Instructions for the task
Go through the entries below and copy each line containing the word "также".

____ Information given

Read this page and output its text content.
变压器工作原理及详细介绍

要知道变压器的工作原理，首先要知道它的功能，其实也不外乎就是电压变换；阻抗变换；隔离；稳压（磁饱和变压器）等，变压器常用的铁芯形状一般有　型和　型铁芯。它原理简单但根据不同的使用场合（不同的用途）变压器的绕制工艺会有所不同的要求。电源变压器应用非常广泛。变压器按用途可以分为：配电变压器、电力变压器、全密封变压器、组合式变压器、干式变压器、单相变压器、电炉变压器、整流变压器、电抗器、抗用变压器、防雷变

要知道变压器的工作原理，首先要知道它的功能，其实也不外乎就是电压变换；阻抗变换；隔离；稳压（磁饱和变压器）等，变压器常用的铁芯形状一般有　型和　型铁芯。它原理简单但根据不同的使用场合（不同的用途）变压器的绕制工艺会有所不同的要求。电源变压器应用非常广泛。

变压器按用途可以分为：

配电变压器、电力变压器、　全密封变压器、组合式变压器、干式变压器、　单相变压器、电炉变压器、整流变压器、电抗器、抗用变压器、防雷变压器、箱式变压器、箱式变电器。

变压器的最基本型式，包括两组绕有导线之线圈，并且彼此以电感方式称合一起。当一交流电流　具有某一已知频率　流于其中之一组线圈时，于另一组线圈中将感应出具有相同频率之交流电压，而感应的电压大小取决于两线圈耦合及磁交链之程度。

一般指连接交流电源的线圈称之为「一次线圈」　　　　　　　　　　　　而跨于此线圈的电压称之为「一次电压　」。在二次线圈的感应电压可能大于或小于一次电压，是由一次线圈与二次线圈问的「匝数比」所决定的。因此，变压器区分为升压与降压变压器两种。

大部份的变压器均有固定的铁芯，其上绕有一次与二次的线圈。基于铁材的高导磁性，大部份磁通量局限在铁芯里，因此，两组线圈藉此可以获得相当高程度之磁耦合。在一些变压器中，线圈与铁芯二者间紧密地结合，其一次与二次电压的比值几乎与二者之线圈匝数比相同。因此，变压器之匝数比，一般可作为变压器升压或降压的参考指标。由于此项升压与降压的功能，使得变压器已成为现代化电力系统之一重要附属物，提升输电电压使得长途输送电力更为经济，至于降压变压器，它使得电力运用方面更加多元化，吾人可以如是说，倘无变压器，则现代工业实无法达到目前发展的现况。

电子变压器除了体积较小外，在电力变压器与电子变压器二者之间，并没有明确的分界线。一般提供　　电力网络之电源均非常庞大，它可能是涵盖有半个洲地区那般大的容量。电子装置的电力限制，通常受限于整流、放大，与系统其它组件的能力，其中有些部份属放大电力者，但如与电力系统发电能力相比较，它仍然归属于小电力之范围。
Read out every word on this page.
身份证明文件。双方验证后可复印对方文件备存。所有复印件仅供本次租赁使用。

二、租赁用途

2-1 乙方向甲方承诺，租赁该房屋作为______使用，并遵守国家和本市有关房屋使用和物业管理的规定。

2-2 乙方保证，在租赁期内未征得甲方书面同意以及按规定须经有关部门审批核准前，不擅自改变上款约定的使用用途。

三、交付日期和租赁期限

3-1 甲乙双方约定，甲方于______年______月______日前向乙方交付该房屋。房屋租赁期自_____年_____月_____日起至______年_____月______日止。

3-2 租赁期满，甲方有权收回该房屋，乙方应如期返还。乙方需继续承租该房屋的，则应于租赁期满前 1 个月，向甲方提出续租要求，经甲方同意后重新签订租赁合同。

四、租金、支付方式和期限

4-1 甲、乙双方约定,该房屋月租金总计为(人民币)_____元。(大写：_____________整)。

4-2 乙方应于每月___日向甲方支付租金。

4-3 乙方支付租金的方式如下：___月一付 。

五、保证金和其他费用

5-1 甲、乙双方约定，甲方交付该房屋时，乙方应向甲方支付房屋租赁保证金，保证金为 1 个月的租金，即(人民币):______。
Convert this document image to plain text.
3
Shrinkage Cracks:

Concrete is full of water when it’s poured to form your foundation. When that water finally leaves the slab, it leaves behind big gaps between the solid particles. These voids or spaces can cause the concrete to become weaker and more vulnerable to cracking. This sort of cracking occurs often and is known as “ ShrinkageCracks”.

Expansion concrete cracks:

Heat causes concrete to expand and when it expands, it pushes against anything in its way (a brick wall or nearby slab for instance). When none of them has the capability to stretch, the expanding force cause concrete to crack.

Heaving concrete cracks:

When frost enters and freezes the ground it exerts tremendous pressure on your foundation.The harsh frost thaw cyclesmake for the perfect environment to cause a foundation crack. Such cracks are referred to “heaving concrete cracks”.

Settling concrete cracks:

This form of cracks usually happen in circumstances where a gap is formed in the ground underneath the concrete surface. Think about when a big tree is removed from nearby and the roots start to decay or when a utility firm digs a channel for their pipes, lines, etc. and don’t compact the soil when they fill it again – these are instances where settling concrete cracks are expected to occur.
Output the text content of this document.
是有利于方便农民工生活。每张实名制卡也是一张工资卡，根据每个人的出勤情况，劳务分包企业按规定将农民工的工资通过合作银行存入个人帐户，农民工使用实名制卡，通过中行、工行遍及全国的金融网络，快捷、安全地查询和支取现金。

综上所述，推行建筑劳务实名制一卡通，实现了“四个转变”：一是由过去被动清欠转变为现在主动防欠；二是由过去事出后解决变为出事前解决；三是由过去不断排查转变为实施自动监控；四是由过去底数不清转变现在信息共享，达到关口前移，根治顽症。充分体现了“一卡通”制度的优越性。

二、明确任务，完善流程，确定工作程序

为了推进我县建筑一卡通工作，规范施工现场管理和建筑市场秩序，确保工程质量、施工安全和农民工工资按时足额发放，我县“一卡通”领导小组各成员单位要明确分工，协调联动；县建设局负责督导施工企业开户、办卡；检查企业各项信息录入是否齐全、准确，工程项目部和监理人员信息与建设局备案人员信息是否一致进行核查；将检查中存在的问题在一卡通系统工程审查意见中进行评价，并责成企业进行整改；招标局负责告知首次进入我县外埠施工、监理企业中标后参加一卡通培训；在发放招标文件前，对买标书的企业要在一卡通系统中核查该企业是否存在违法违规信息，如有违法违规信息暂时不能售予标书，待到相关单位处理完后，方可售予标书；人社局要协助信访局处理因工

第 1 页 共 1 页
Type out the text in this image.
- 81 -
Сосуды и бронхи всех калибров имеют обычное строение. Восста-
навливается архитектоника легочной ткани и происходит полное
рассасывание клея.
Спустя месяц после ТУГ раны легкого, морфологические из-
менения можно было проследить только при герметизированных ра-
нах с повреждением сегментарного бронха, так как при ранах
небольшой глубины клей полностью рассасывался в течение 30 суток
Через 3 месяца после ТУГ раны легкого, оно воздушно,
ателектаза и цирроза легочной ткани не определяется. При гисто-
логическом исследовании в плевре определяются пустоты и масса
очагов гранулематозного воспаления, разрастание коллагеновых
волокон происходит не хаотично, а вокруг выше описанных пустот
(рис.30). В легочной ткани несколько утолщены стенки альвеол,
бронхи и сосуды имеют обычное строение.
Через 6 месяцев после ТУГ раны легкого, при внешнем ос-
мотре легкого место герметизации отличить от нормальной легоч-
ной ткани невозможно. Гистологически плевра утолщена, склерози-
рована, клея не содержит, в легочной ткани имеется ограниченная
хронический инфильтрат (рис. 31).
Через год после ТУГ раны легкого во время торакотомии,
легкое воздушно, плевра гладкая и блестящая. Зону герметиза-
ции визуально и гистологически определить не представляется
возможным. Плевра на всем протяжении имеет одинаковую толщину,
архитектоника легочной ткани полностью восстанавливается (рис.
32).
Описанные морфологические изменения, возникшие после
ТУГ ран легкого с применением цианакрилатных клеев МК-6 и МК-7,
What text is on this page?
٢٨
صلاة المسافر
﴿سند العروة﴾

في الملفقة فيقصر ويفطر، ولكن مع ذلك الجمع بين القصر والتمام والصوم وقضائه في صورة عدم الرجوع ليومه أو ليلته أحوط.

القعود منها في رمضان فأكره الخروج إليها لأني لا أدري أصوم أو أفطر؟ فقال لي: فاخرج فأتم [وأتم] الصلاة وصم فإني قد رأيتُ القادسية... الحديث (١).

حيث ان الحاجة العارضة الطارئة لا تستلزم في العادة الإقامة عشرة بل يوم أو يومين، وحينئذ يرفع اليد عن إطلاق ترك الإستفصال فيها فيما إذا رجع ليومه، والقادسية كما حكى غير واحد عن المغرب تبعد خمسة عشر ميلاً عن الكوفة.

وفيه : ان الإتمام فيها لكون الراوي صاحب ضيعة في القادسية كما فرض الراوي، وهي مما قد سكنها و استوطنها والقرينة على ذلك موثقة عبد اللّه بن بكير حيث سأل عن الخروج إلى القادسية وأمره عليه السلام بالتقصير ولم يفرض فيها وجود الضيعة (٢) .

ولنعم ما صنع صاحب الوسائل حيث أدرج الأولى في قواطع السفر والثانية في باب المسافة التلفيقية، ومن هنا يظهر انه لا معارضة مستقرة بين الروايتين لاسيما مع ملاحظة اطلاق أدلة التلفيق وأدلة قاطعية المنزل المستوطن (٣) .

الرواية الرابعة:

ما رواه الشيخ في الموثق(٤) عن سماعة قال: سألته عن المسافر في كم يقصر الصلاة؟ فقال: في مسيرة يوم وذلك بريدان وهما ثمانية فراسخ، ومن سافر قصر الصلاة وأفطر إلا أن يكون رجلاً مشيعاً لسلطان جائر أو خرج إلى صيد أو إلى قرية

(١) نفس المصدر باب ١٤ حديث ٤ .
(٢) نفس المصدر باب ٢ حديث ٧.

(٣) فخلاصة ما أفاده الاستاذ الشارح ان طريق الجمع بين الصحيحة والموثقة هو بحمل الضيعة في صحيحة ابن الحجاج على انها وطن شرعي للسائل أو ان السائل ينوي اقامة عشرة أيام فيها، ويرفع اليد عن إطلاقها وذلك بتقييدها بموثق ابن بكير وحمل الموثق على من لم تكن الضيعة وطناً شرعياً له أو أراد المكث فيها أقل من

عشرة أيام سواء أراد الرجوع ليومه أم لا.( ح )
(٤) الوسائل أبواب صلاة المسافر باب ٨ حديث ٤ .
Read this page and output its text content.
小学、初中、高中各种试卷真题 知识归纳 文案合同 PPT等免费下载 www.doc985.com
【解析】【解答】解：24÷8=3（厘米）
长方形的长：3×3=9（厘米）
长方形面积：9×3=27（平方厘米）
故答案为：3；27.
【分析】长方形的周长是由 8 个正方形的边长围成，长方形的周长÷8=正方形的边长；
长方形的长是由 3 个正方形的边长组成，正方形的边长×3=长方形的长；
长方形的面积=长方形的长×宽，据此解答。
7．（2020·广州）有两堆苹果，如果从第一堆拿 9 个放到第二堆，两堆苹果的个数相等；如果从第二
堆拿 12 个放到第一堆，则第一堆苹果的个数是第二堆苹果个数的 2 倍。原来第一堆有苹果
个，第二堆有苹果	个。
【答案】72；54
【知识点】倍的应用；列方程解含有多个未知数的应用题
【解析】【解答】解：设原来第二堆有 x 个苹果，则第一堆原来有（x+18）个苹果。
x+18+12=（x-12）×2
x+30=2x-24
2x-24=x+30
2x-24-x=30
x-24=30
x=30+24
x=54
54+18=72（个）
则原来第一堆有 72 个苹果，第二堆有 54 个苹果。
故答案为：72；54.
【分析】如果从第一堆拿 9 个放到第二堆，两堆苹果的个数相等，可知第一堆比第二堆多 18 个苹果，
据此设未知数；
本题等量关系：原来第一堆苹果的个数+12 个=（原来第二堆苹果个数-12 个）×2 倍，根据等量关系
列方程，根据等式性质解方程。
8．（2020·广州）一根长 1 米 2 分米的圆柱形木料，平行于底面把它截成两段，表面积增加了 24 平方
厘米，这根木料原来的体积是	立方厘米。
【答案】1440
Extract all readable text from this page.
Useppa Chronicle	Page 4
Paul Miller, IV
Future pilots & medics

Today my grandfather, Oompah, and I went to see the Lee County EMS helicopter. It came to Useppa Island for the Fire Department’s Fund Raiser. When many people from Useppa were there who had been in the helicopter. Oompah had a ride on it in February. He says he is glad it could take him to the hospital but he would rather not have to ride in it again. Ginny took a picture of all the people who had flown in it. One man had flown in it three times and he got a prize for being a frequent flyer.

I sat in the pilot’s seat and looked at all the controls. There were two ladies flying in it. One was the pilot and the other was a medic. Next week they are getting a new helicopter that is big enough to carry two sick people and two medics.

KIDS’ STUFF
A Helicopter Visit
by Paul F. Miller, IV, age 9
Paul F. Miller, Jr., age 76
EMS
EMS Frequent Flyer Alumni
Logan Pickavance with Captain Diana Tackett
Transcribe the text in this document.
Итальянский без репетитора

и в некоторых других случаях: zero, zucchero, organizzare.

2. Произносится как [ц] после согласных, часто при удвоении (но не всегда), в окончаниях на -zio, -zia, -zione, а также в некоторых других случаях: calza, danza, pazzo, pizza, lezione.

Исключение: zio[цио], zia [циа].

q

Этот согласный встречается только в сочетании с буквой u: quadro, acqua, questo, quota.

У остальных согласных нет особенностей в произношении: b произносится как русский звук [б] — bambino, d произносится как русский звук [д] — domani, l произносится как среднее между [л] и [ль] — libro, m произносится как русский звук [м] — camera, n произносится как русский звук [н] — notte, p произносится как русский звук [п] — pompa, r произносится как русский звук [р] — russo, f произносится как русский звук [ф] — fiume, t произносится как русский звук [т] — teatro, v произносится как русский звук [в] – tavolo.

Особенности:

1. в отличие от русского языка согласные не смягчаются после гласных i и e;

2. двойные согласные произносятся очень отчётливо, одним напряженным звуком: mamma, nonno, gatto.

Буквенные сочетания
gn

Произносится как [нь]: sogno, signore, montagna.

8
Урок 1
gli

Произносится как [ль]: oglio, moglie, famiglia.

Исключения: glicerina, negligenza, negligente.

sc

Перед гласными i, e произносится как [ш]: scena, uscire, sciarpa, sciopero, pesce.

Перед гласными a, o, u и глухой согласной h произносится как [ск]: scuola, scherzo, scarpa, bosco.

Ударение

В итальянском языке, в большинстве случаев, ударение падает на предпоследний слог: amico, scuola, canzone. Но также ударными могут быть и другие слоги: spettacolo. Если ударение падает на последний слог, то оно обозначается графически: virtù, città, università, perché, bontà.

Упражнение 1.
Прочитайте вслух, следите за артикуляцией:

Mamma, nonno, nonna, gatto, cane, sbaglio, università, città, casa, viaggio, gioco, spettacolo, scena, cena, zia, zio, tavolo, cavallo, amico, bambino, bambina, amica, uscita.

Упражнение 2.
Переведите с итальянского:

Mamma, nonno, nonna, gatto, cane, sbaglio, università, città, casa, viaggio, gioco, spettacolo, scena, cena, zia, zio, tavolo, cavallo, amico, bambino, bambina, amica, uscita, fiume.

________

Solution to the problem
2. Произносится как [ц] после согласных, часто при удвоении (но не всегда), в окончаниях на -zio, -zia, -zione, а также в некоторых других случаях: calza, danza, pazzo, pizza, lezione.
В итальянском языке, в большинстве случаев, ударение падает на предпоследний слог: amico, scuola, canzone. Но также ударными могут быть и другие слоги: spettacolo. Если ударение падает на последний слог, то оно обозначается графически: virtù, città, università, perché, bontà.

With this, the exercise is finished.